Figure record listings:

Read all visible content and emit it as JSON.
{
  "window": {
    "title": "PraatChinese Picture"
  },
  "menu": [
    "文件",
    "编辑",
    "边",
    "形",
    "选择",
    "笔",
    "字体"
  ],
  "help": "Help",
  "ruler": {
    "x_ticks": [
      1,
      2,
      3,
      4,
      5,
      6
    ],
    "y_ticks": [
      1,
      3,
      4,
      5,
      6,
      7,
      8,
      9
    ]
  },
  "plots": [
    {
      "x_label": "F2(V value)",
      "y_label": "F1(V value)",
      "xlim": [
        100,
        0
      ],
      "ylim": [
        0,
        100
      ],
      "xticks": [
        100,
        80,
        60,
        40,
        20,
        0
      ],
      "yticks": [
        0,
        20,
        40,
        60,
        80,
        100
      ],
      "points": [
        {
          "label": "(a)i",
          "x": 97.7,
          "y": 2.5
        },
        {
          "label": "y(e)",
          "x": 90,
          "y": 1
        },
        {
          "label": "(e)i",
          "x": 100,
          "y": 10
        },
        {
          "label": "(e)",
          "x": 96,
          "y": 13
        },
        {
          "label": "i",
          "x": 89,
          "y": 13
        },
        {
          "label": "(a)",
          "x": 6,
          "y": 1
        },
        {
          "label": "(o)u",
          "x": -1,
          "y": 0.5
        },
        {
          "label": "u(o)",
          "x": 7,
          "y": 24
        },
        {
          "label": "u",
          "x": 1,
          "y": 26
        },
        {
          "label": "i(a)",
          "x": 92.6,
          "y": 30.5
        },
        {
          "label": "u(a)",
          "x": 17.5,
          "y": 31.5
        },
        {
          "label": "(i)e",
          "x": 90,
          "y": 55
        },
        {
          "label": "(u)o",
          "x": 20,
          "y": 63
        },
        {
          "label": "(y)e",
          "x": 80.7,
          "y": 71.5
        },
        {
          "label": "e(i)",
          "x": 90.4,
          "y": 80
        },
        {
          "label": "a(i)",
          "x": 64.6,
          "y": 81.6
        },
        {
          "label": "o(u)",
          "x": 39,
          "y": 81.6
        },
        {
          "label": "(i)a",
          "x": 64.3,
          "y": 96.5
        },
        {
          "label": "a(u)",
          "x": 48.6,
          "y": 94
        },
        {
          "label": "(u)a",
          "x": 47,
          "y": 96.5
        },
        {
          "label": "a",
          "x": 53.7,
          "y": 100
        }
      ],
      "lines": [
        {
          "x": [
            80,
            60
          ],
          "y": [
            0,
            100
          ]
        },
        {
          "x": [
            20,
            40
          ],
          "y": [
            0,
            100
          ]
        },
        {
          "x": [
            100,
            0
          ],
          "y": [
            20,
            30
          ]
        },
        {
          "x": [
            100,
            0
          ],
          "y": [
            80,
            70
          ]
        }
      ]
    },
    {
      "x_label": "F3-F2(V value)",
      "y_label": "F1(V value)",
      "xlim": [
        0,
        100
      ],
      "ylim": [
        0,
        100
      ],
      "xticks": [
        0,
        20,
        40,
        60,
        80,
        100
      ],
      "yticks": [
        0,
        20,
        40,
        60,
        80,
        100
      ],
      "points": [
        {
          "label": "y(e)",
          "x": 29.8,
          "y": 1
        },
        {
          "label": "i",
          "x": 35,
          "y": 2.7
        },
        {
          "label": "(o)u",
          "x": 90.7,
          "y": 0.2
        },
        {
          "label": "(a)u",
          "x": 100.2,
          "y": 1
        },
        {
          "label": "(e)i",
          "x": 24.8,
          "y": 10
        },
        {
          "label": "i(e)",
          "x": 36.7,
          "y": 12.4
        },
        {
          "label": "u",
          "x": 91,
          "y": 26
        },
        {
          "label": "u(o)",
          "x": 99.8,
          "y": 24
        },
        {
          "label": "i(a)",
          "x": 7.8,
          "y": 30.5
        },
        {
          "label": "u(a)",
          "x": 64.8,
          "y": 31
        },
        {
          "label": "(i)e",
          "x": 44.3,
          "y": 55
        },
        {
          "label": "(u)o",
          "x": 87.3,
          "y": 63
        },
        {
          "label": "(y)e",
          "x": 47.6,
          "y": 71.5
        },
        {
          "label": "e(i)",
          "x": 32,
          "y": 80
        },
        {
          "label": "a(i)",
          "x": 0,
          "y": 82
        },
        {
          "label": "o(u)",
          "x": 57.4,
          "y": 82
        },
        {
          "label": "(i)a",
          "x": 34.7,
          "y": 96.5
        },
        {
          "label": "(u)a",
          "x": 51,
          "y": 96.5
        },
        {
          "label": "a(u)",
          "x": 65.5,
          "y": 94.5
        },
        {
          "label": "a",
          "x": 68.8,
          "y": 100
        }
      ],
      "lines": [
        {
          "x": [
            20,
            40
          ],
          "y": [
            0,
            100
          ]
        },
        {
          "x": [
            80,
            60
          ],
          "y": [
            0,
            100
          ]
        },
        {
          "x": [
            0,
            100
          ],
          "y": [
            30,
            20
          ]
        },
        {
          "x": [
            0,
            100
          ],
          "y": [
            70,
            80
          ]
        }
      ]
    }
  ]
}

_Exercise objective_
Transcribe every line of the data, exactly as it stands.

_Result for this task_
Read all visible content and emit it as JSON.
{
  "window": {
    "title": "PraatChinese Picture"
  },
  "menu": [
    "文件",
    "编辑",
    "边",
    "形",
    "选择",
    "笔",
    "字体"
  ],
  "help": "Help",
  "ruler": {
    "x_ticks": [
      1,
      2,
      3,
      4,
      5,
      6
    ],
    "y_ticks": [
      1,
      3,
      4,
      5,
      6,
      7,
      8,
      9
    ]
  },
  "plots": [
    {
      "x_label": "F2(V value)",
      "y_label": "F1(V value)",
      "xlim": [
        100,
        0
      ],
      "ylim": [
        0,
        100
      ],
      "xticks": [
        100,
        80,
        60,
        40,
        20,
        0
      ],
      "yticks": [
        0,
        20,
        40,
        60,
        80,
        100
      ],
      "points": [
        {
          "label": "(a)i",
          "x": 97.7,
          "y": 2.5
        },
        {
          "label": "y(e)",
          "x": 90,
          "y": 1
        },
        {
          "label": "(e)i",
          "x": 100,
          "y": 10
        },
        {
          "label": "(e)",
          "x": 96,
          "y": 13
        },
        {
          "label": "i",
          "x": 89,
          "y": 13
        },
        {
          "label": "(a)",
          "x": 6,
          "y": 1
        },
        {
          "label": "(o)u",
          "x": -1,
          "y": 0.5
        },
        {
          "label": "u(o)",
          "x": 7,
          "y": 24
        },
        {
          "label": "u",
          "x": 1,
          "y": 26
        },
        {
          "label": "i(a)",
          "x": 92.6,
          "y": 30.5
        },
        {
          "label": "u(a)",
          "x": 17.5,
          "y": 31.5
        },
        {
          "label": "(i)e",
          "x": 90,
          "y": 55
        },
        {
          "label": "(u)o",
          "x": 20,
          "y": 63
        },
        {
          "label": "(y)e",
          "x": 80.7,
          "y": 71.5
        },
        {
          "label": "e(i)",
          "x": 90.4,
          "y": 80
        },
        {
          "label": "a(i)",
          "x": 64.6,
          "y": 81.6
        },
        {
          "label": "o(u)",
          "x": 39,
          "y": 81.6
        },
        {
          "label": "(i)a",
          "x": 64.3,
          "y": 96.5
        },
        {
          "label": "a(u)",
          "x": 48.6,
          "y": 94
        },
        {
          "label": "(u)a",
          "x": 47,
          "y": 96.5
        },
        {
          "label": "a",
          "x": 53.7,
          "y": 100
        }
      ],
      "lines": [
        {
          "x": [
            80,
            60
          ],
          "y": [
            0,
            100
          ]
        },
        {
          "x": [
            20,
            40
          ],
          "y": [
            0,
            100
          ]
        },
        {
          "x": [
            100,
            0
          ],
          "y": [
            20,
            30
          ]
        },
        {
          "x": [
            100,
            0
          ],
          "y": [
            80,
            70
          ]
        }
      ]
    },
    {
      "x_label": "F3-F2(V value)",
      "y_label": "F1(V value)",
      "xlim": [
        0,
        100
      ],
      "ylim": [
        0,
        100
      ],
      "xticks": [
        0,
        20,
        40,
        60,
        80,
        100
      ],
      "yticks": [
        0,
        20,
        40,
        60,
        80,
        100
      ],
      "points": [
        {
          "label": "y(e)",
          "x": 29.8,
          "y": 1
        },
        {
          "label": "i",
          "x": 35,
          "y": 2.7
        },
        {
          "label": "(o)u",
          "x": 90.7,
          "y": 0.2
        },
        {
          "label": "(a)u",
          "x": 100.2,
          "y": 1
        },
        {
          "label": "(e)i",
          "x": 24.8,
          "y": 10
        },
        {
          "label": "i(e)",
          "x": 36.7,
          "y": 12.4
        },
        {
          "label": "u",
          "x": 91,
          "y": 26
        },
        {
          "label": "u(o)",
          "x": 99.8,
          "y": 24
        },
        {
          "label": "i(a)",
          "x": 7.8,
          "y": 30.5
        },
        {
          "label": "u(a)",
          "x": 64.8,
          "y": 31
        },
        {
          "label": "(i)e",
          "x": 44.3,
          "y": 55
        },
        {
          "label": "(u)o",
          "x": 87.3,
          "y": 63
        },
        {
          "label": "(y)e",
          "x": 47.6,
          "y": 71.5
        },
        {
          "label": "e(i)",
          "x": 32,
          "y": 80
        },
        {
          "label": "a(i)",
          "x": 0,
          "y": 82
        },
        {
          "label": "o(u)",
          "x": 57.4,
          "y": 82
        },
        {
          "label": "(i)a",
          "x": 34.7,
          "y": 96.5
        },
        {
          "label": "(u)a",
          "x": 51,
          "y": 96.5
        },
        {
          "label": "a(u)",
          "x": 65.5,
          "y": 94.5
        },
        {
          "label": "a",
          "x": 68.8,
          "y": 100
        }
      ],
      "lines": [
        {
          "x": [
            20,
            40
          ],
          "y": [
            0,
            100
          ]
        },
        {
          "x": [
            80,
            60
          ],
          "y": [
            0,
            100
          ]
        },
        {
          "x": [
            0,
            100
          ],
          "y": [
            30,
            20
          ]
        },
        {
          "x": [
            0,
            100
          ],
          "y": [
            70,
            80
          ]
        }
      ]
    }
  ]
}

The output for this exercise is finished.